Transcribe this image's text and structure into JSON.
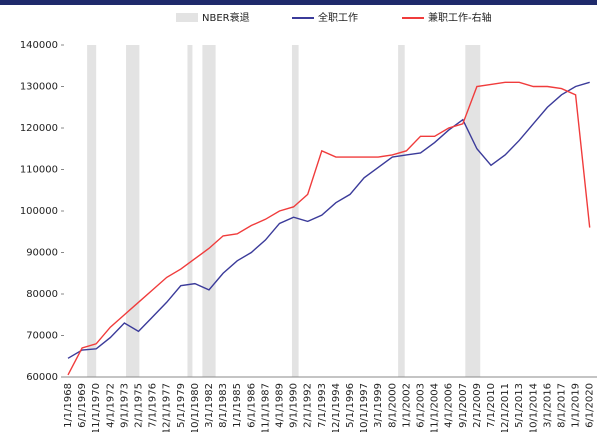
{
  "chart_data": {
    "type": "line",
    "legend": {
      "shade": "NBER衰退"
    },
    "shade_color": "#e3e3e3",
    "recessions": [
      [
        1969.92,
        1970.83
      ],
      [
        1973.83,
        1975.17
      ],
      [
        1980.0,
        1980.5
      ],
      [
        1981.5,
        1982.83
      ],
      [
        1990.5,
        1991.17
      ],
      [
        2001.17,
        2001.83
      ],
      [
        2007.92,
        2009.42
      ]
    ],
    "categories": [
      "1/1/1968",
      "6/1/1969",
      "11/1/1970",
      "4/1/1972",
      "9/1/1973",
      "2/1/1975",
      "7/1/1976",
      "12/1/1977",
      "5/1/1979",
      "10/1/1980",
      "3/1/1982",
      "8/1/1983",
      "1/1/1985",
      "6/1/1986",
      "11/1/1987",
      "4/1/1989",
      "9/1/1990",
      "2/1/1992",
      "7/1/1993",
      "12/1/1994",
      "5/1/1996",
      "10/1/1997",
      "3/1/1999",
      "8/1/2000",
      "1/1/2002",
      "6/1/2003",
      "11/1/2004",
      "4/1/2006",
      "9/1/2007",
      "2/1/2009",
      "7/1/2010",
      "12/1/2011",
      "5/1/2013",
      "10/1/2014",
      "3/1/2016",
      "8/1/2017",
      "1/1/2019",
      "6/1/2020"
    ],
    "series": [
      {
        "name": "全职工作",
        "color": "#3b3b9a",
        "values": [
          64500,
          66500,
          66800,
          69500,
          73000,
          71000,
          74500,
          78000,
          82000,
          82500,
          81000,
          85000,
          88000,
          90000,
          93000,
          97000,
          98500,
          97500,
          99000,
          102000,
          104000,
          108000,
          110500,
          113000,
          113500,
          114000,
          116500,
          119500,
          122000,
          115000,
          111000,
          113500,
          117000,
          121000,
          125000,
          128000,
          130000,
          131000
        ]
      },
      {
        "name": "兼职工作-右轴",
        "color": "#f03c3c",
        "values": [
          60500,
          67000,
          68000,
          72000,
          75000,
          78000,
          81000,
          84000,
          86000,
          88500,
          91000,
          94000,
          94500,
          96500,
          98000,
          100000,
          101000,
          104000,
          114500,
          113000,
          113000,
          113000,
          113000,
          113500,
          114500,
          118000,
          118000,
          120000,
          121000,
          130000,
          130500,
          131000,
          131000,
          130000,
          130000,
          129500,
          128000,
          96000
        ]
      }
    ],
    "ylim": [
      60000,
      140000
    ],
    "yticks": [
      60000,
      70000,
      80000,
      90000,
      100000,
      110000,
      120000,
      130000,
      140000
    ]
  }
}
============
What is needed:
Print every entry above again without changing a word, and omit the pictures.

Output for this exercise:
Transcribe this image's text and structure into JSON.
{
  "chart_data": {
    "type": "line",
    "legend": {
      "shade": "NBER衰退"
    },
    "shade_color": "#e3e3e3",
    "recessions": [
      [
        1969.92,
        1970.83
      ],
      [
        1973.83,
        1975.17
      ],
      [
        1980.0,
        1980.5
      ],
      [
        1981.5,
        1982.83
      ],
      [
        1990.5,
        1991.17
      ],
      [
        2001.17,
        2001.83
      ],
      [
        2007.92,
        2009.42
      ]
    ],
    "categories": [
      "1/1/1968",
      "6/1/1969",
      "11/1/1970",
      "4/1/1972",
      "9/1/1973",
      "2/1/1975",
      "7/1/1976",
      "12/1/1977",
      "5/1/1979",
      "10/1/1980",
      "3/1/1982",
      "8/1/1983",
      "1/1/1985",
      "6/1/1986",
      "11/1/1987",
      "4/1/1989",
      "9/1/1990",
      "2/1/1992",
      "7/1/1993",
      "12/1/1994",
      "5/1/1996",
      "10/1/1997",
      "3/1/1999",
      "8/1/2000",
      "1/1/2002",
      "6/1/2003",
      "11/1/2004",
      "4/1/2006",
      "9/1/2007",
      "2/1/2009",
      "7/1/2010",
      "12/1/2011",
      "5/1/2013",
      "10/1/2014",
      "3/1/2016",
      "8/1/2017",
      "1/1/2019",
      "6/1/2020"
    ],
    "series": [
      {
        "name": "全职工作",
        "color": "#3b3b9a",
        "values": [
          64500,
          66500,
          66800,
          69500,
          73000,
          71000,
          74500,
          78000,
          82000,
          82500,
          81000,
          85000,
          88000,
          90000,
          93000,
          97000,
          98500,
          97500,
          99000,
          102000,
          104000,
          108000,
          110500,
          113000,
          113500,
          114000,
          116500,
          119500,
          122000,
          115000,
          111000,
          113500,
          117000,
          121000,
          125000,
          128000,
          130000,
          131000
        ]
      },
      {
        "name": "兼职工作-右轴",
        "color": "#f03c3c",
        "values": [
          60500,
          67000,
          68000,
          72000,
          75000,
          78000,
          81000,
          84000,
          86000,
          88500,
          91000,
          94000,
          94500,
          96500,
          98000,
          100000,
          101000,
          104000,
          114500,
          113000,
          113000,
          113000,
          113000,
          113500,
          114500,
          118000,
          118000,
          120000,
          121000,
          130000,
          130500,
          131000,
          131000,
          130000,
          130000,
          129500,
          128000,
          96000
        ]
      }
    ],
    "ylim": [
      60000,
      140000
    ],
    "yticks": [
      60000,
      70000,
      80000,
      90000,
      100000,
      110000,
      120000,
      130000,
      140000
    ]
  }
}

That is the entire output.